■ Text passage ■

[start]

Well I disagree with your point because people who matter do. Russian elite is supposedly hiring Mandarin-speaking nannies for their children. American elite – Musk, Zuckerberg, Bezos, Trumps – do the same. Some random Africans do. TraceWoodgrains did, like a quarter of this forum did. Hell, you did to an extent. High agency people learn Chinese. An average American isn't doing international business and needn't even be verbal or numerate (or independently physically mobile) to live a good fat life, so of course there's little demand for Mandarin in those circles. But Germans thought similarly, and where are they now? China is kicking them out of their main industrial markets, for all their racist hubris about "German quality" and, I bet, smug sense of superiority when they heard a Chinese engineer humbly speaking German just to accommodate them. A lesson in there.
More boringly, we live in an age where technology seems certain to make multilingualism a rather worthless skill. Real-time AI translation is getting really good.

Nuclear weapons and the power grid. Satellites and rockets. Cell phones and social media. Now it's AI and Falcon.

And what beyond AI and Falcon? That's your last frontier now. They're roughly where you were in 1980 in GDP per capita, and yet the technological gap has shrunk to about 5 years. The best current Chinese AI model is 6-8 months behind. They have a Raptor 2 class engine in testing, will probably land a rocket this month, and also show a Blackwell-level AI training cluster. They're even building fighter jets faster than you now, and people with a clue say that copes about J-20 or J-35 being junk or "not really 5th gen" will get people killed. It just, I dunno, it doesn't look intimidating. Pull out some other rabbit out of this future hat. The entire US is becoming an overleveraged bet on transformative AGI, and I'm not sure <12 months of lead will be enough for… whatever it is the plan is.

it is not the case at all that China is obviously poised to take over the future and America can't do anything but sit in the corner and watch

That is true but in practice American countermeasures mostly amount to tariffs, more tariffs on third parties, subsidies, export controls, and hare-brained attempts to rally or strongarm the "allies". Which is rather amateurish and primitive compared to their model of governance. Americans acting != Americans acting effiiciently.

This is not to deny China the incredible progress they have made modernizing, but to notice that at no point has China actually been in the driver's seat. … And it's reasonable to notice that most of China's development is merely copying what the West has produced first.

[end]

■ Task statement ■
Reproduce word for word the stretch from "That is true" through "has produced first." in the comment above on China and the United States.

■ Available data ■
[start]

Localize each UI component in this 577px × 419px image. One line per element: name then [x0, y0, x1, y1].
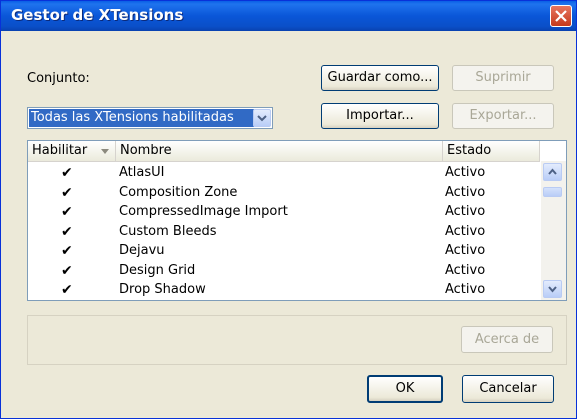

[end]

■ Exercise solution ■
That is true but in practice American countermeasures mostly amount to tariffs, more tariffs on third parties, subsidies, export controls, and hare-brained attempts to rally or strongarm the "allies". Which is rather amateurish and primitive compared to their model of governance. Americans acting != Americans acting effiiciently.

This is not to deny China the incredible progress they have made modernizing, but to notice that at no point has China actually been in the driver's seat. … And it's reasonable to notice that most of China's development is merely copying what the West has produced first.